**EXERCISE OBJECTIVE**
Print all records exactly, leaving nothing out.
[BEGIN]
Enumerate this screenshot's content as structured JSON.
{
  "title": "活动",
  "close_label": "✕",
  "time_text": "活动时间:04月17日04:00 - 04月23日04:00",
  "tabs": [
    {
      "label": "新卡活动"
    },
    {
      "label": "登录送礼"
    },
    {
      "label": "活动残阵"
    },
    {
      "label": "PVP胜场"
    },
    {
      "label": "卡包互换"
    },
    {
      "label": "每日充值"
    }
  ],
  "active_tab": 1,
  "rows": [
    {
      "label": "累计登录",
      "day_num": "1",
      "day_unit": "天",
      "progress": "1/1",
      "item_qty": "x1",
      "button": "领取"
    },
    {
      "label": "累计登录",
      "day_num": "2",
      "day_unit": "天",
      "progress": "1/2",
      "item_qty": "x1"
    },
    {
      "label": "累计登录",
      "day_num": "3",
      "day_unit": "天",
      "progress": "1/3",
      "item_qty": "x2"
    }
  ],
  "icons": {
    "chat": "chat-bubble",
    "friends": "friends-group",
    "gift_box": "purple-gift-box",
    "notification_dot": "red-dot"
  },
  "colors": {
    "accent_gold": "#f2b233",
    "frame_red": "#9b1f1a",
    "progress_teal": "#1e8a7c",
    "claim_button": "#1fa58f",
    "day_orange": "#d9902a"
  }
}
[END]
**EXPECTED ANSWER**
Enumerate this screenshot's content as structured JSON.
{
  "title": "活动",
  "close_label": "✕",
  "time_text": "活动时间:04月17日04:00 - 04月23日04:00",
  "tabs": [
    {
      "label": "新卡活动"
    },
    {
      "label": "登录送礼"
    },
    {
      "label": "活动残阵"
    },
    {
      "label": "PVP胜场"
    },
    {
      "label": "卡包互换"
    },
    {
      "label": "每日充值"
    }
  ],
  "active_tab": 1,
  "rows": [
    {
      "label": "累计登录",
      "day_num": "1",
      "day_unit": "天",
      "progress": "1/1",
      "item_qty": "x1",
      "button": "领取"
    },
    {
      "label": "累计登录",
      "day_num": "2",
      "day_unit": "天",
      "progress": "1/2",
      "item_qty": "x1"
    },
    {
      "label": "累计登录",
      "day_num": "3",
      "day_unit": "天",
      "progress": "1/3",
      "item_qty": "x2"
    }
  ],
  "icons": {
    "chat": "chat-bubble",
    "friends": "friends-group",
    "gift_box": "purple-gift-box",
    "notification_dot": "red-dot"
  },
  "colors": {
    "accent_gold": "#f2b233",
    "frame_red": "#9b1f1a",
    "progress_teal": "#1e8a7c",
    "claim_button": "#1fa58f",
    "day_orange": "#d9902a"
  }
}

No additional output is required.